Retype each record below word for word. Leave the pictures out.

Listed records:
◇ ◇ ◇ ◇ ◇
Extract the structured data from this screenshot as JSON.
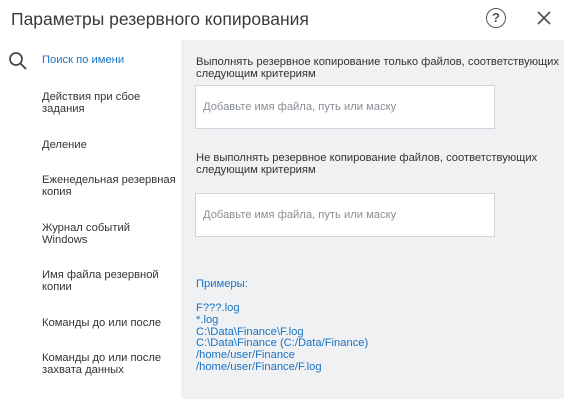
{
  "window": {
    "title": "Параметры резервного копирования",
    "help_label": "?"
  },
  "sidebar": {
    "items": [
      {
        "label": "Поиск по имени"
      },
      {
        "label": "Действия при сбое задания"
      },
      {
        "label": "Деление"
      },
      {
        "label": "Еженедельная резервная копия"
      },
      {
        "label": "Журнал событий Windows"
      },
      {
        "label": "Имя файла резервной копии"
      },
      {
        "label": "Команды до или после"
      },
      {
        "label": "Команды до или после захвата данных"
      }
    ]
  },
  "main": {
    "include_label": "Выполнять резервное копирование только файлов, соответствующих следующим критериям",
    "include_placeholder": "Добавьте имя файла, путь или маску",
    "exclude_label": "Не выполнять резервное копирование файлов, соответствующих следующим критериям",
    "exclude_placeholder": "Добавьте имя файла, путь или маску",
    "examples_title": "Примеры:",
    "examples": [
      "F???.log",
      "*.log",
      "C:\\Data\\Finance\\F.log",
      "C:\\Data\\Finance (C:/Data/Finance)",
      "/home/user/Finance",
      "/home/user/Finance/F.log"
    ]
  },
  "colors": {
    "accent": "#1a73c5",
    "panel_background": "#f0f1f3"
  }
}
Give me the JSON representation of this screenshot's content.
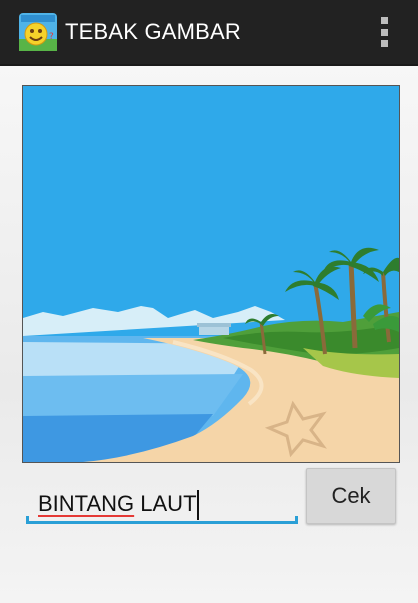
{
  "action_bar": {
    "title": "TEBAK GAMBAR",
    "background": "#222222",
    "app_icon": "smiley-app-icon",
    "overflow_icon": "overflow-menu-icon"
  },
  "puzzle_image": {
    "depicts": "beach-starfish-scene",
    "colors": {
      "sky": "#2fa9ea",
      "sand": "#f5d5a8",
      "sea": "#3f9de6",
      "palm": "#2e8b2e"
    }
  },
  "answer": {
    "first_word": "BINTANG",
    "second_word": " LAUT",
    "underline_color": "#2a9fd6"
  },
  "check_button": {
    "label": "Cek"
  }
}
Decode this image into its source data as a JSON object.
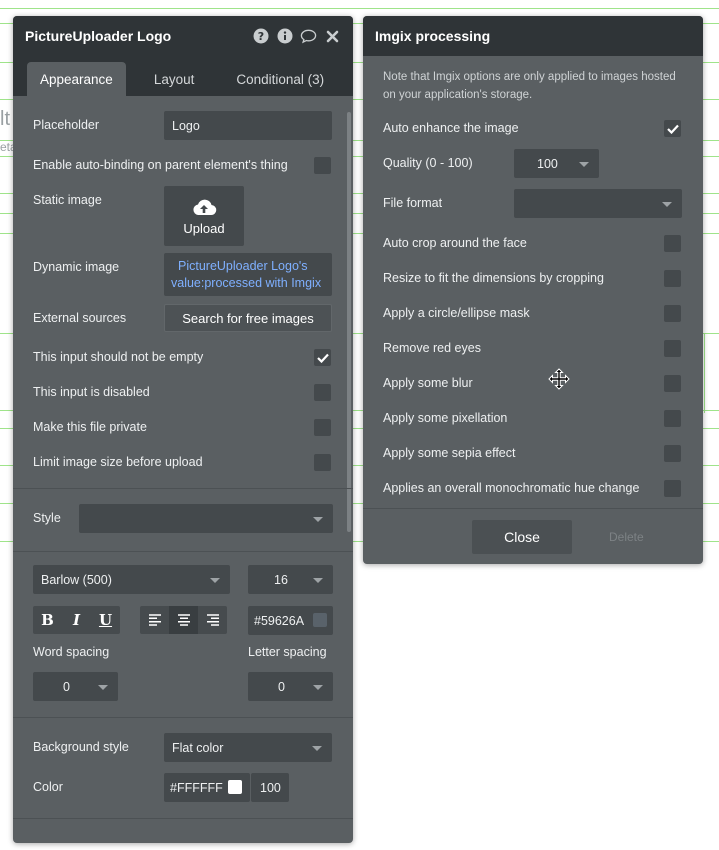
{
  "background": {
    "fragment_1": "lt",
    "fragment_2": "eta"
  },
  "uploader_panel": {
    "title": "PictureUploader Logo",
    "icons": [
      "help-icon",
      "info-icon",
      "comment-icon",
      "close-icon"
    ],
    "tabs": [
      {
        "label": "Appearance",
        "active": true
      },
      {
        "label": "Layout",
        "active": false
      },
      {
        "label": "Conditional (3)",
        "active": false
      }
    ],
    "placeholder": {
      "label": "Placeholder",
      "value": "Logo"
    },
    "auto_binding": {
      "label": "Enable auto-binding on parent element's thing",
      "checked": false
    },
    "static_image": {
      "label": "Static image",
      "button": "Upload"
    },
    "dynamic_image": {
      "label": "Dynamic image",
      "line1": "PictureUploader Logo's",
      "line2": "value:processed with Imgix"
    },
    "external_sources": {
      "label": "External sources",
      "button": "Search for free images"
    },
    "not_empty": {
      "label": "This input should not be empty",
      "checked": true
    },
    "disabled": {
      "label": "This input is disabled",
      "checked": false
    },
    "private": {
      "label": "Make this file private",
      "checked": false
    },
    "limit_size": {
      "label": "Limit image size before upload",
      "checked": false
    },
    "style": {
      "label": "Style",
      "value": ""
    },
    "font": {
      "family": "Barlow (500)",
      "size": "16",
      "color": "#59626A"
    },
    "format": {
      "bold": "B",
      "italic": "I",
      "underline": "U",
      "align_selected": "center"
    },
    "word_spacing": {
      "label": "Word spacing",
      "value": "0"
    },
    "letter_spacing": {
      "label": "Letter spacing",
      "value": "0"
    },
    "background_style": {
      "label": "Background style",
      "value": "Flat color"
    },
    "color": {
      "label": "Color",
      "hex": "#FFFFFF",
      "opacity": "100"
    }
  },
  "imgix_panel": {
    "title": "Imgix processing",
    "note": "Note that Imgix options are only applied to images hosted on your application's storage.",
    "auto_enhance": {
      "label": "Auto enhance the image",
      "checked": true
    },
    "quality": {
      "label": "Quality (0 - 100)",
      "value": "100"
    },
    "file_format": {
      "label": "File format",
      "value": ""
    },
    "options": [
      {
        "label": "Auto crop around the face",
        "checked": false
      },
      {
        "label": "Resize to fit the dimensions by cropping",
        "checked": false
      },
      {
        "label": "Apply a circle/ellipse mask",
        "checked": false
      },
      {
        "label": "Remove red eyes",
        "checked": false
      },
      {
        "label": "Apply some blur",
        "checked": false
      },
      {
        "label": "Apply some pixellation",
        "checked": false
      },
      {
        "label": "Apply some sepia effect",
        "checked": false
      },
      {
        "label": "Applies an overall monochromatic hue change",
        "checked": false
      }
    ],
    "close_button": "Close",
    "delete_button": "Delete"
  },
  "colors": {
    "panel": "#5a5f62",
    "header": "#2f3437",
    "field": "#44494c",
    "link": "#7fb0ff",
    "guide": "#9fe48a"
  }
}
◇ ◇ ◇ ◇ ◇
The response:
Extract the structured data from this screenshot as JSON.
{
  "window": {
    "title": "Параметры резервного копирования",
    "help_label": "?"
  },
  "sidebar": {
    "items": [
      {
        "label": "Поиск по имени"
      },
      {
        "label": "Действия при сбое задания"
      },
      {
        "label": "Деление"
      },
      {
        "label": "Еженедельная резервная копия"
      },
      {
        "label": "Журнал событий Windows"
      },
      {
        "label": "Имя файла резервной копии"
      },
      {
        "label": "Команды до или после"
      },
      {
        "label": "Команды до или после захвата данных"
      }
    ]
  },
  "main": {
    "include_label": "Выполнять резервное копирование только файлов, соответствующих следующим критериям",
    "include_placeholder": "Добавьте имя файла, путь или маску",
    "exclude_label": "Не выполнять резервное копирование файлов, соответствующих следующим критериям",
    "exclude_placeholder": "Добавьте имя файла, путь или маску",
    "examples_title": "Примеры:",
    "examples": [
      "F???.log",
      "*.log",
      "C:\\Data\\Finance\\F.log",
      "C:\\Data\\Finance (C:/Data/Finance)",
      "/home/user/Finance",
      "/home/user/Finance/F.log"
    ]
  },
  "colors": {
    "accent": "#1a73c5",
    "panel_background": "#f0f1f3"
  }
}
Give me the JSON representation of this screenshot's content.
{
  "action_bar": {
    "title": "TEBAK GAMBAR",
    "background": "#222222",
    "app_icon": "smiley-app-icon",
    "overflow_icon": "overflow-menu-icon"
  },
  "puzzle_image": {
    "depicts": "beach-starfish-scene",
    "colors": {
      "sky": "#2fa9ea",
      "sand": "#f5d5a8",
      "sea": "#3f9de6",
      "palm": "#2e8b2e"
    }
  },
  "answer": {
    "first_word": "BINTANG",
    "second_word": " LAUT",
    "underline_color": "#2a9fd6"
  },
  "check_button": {
    "label": "Cek"
  }
}
Decode this image into its source data as a JSON object.
{
  "background": {
    "fragment_1": "lt",
    "fragment_2": "eta"
  },
  "uploader_panel": {
    "title": "PictureUploader Logo",
    "icons": [
      "help-icon",
      "info-icon",
      "comment-icon",
      "close-icon"
    ],
    "tabs": [
      {
        "label": "Appearance",
        "active": true
      },
      {
        "label": "Layout",
        "active": false
      },
      {
        "label": "Conditional (3)",
        "active": false
      }
    ],
    "placeholder": {
      "label": "Placeholder",
      "value": "Logo"
    },
    "auto_binding": {
      "label": "Enable auto-binding on parent element's thing",
      "checked": false
    },
    "static_image": {
      "label": "Static image",
      "button": "Upload"
    },
    "dynamic_image": {
      "label": "Dynamic image",
      "line1": "PictureUploader Logo's",
      "line2": "value:processed with Imgix"
    },
    "external_sources": {
      "label": "External sources",
      "button": "Search for free images"
    },
    "not_empty": {
      "label": "This input should not be empty",
      "checked": true
    },
    "disabled": {
      "label": "This input is disabled",
      "checked": false
    },
    "private": {
      "label": "Make this file private",
      "checked": false
    },
    "limit_size": {
      "label": "Limit image size before upload",
      "checked": false
    },
    "style": {
      "label": "Style",
      "value": ""
    },
    "font": {
      "family": "Barlow (500)",
      "size": "16",
      "color": "#59626A"
    },
    "format": {
      "bold": "B",
      "italic": "I",
      "underline": "U",
      "align_selected": "center"
    },
    "word_spacing": {
      "label": "Word spacing",
      "value": "0"
    },
    "letter_spacing": {
      "label": "Letter spacing",
      "value": "0"
    },
    "background_style": {
      "label": "Background style",
      "value": "Flat color"
    },
    "color": {
      "label": "Color",
      "hex": "#FFFFFF",
      "opacity": "100"
    }
  },
  "imgix_panel": {
    "title": "Imgix processing",
    "note": "Note that Imgix options are only applied to images hosted on your application's storage.",
    "auto_enhance": {
      "label": "Auto enhance the image",
      "checked": true
    },
    "quality": {
      "label": "Quality (0 - 100)",
      "value": "100"
    },
    "file_format": {
      "label": "File format",
      "value": ""
    },
    "options": [
      {
        "label": "Auto crop around the face",
        "checked": false
      },
      {
        "label": "Resize to fit the dimensions by cropping",
        "checked": false
      },
      {
        "label": "Apply a circle/ellipse mask",
        "checked": false
      },
      {
        "label": "Remove red eyes",
        "checked": false
      },
      {
        "label": "Apply some blur",
        "checked": false
      },
      {
        "label": "Apply some pixellation",
        "checked": false
      },
      {
        "label": "Apply some sepia effect",
        "checked": false
      },
      {
        "label": "Applies an overall monochromatic hue change",
        "checked": false
      }
    ],
    "close_button": "Close",
    "delete_button": "Delete"
  },
  "colors": {
    "panel": "#5a5f62",
    "header": "#2f3437",
    "field": "#44494c",
    "link": "#7fb0ff",
    "guide": "#9fe48a"
  }
}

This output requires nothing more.